-- PROVIDED DATA start --
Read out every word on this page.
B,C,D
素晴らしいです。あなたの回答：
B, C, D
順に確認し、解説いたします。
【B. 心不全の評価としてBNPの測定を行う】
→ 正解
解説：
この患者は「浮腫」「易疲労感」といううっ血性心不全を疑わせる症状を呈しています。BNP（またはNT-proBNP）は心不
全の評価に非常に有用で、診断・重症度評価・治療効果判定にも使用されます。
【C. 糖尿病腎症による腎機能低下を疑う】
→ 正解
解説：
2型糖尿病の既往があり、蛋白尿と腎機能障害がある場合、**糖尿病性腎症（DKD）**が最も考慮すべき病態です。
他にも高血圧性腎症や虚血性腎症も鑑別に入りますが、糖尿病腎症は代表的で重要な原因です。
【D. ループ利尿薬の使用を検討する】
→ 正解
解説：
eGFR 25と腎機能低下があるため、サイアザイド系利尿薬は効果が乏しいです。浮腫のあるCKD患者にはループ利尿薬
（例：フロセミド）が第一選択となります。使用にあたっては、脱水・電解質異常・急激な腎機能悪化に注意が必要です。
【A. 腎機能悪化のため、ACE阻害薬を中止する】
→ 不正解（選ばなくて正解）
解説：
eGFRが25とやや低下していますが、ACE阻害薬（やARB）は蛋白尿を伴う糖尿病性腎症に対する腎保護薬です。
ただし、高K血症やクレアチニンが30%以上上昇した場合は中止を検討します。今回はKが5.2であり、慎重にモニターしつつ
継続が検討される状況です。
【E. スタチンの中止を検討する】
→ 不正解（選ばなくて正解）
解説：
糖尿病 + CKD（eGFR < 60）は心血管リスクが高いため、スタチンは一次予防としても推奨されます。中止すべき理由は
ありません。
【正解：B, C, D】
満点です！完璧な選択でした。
-- PROVIDED DATA end --
**INSTRUCTIONS FOR THE TASK:** Repeat the data above, word for word.

**RESPONSE:**
Read out every word on this page.
B,C,D
素晴らしいです。あなたの回答：
B, C, D
順に確認し、解説いたします。
【B. 心不全の評価としてBNPの測定を行う】
→ 正解
解説：
この患者は「浮腫」「易疲労感」といううっ血性心不全を疑わせる症状を呈しています。BNP（またはNT-proBNP）は心不
全の評価に非常に有用で、診断・重症度評価・治療効果判定にも使用されます。
【C. 糖尿病腎症による腎機能低下を疑う】
→ 正解
解説：
2型糖尿病の既往があり、蛋白尿と腎機能障害がある場合、**糖尿病性腎症（DKD）**が最も考慮すべき病態です。
他にも高血圧性腎症や虚血性腎症も鑑別に入りますが、糖尿病腎症は代表的で重要な原因です。
【D. ループ利尿薬の使用を検討する】
→ 正解
解説：
eGFR 25と腎機能低下があるため、サイアザイド系利尿薬は効果が乏しいです。浮腫のあるCKD患者にはループ利尿薬
（例：フロセミド）が第一選択となります。使用にあたっては、脱水・電解質異常・急激な腎機能悪化に注意が必要です。
【A. 腎機能悪化のため、ACE阻害薬を中止する】
→ 不正解（選ばなくて正解）
解説：
eGFRが25とやや低下していますが、ACE阻害薬（やARB）は蛋白尿を伴う糖尿病性腎症に対する腎保護薬です。
ただし、高K血症やクレアチニンが30%以上上昇した場合は中止を検討します。今回はKが5.2であり、慎重にモニターしつつ
継続が検討される状況です。
【E. スタチンの中止を検討する】
→ 不正解（選ばなくて正解）
解説：
糖尿病 + CKD（eGFR < 60）は心血管リスクが高いため、スタチンは一次予防としても推奨されます。中止すべき理由は
ありません。
【正解：B, C, D】
満点です！完璧な選択でした。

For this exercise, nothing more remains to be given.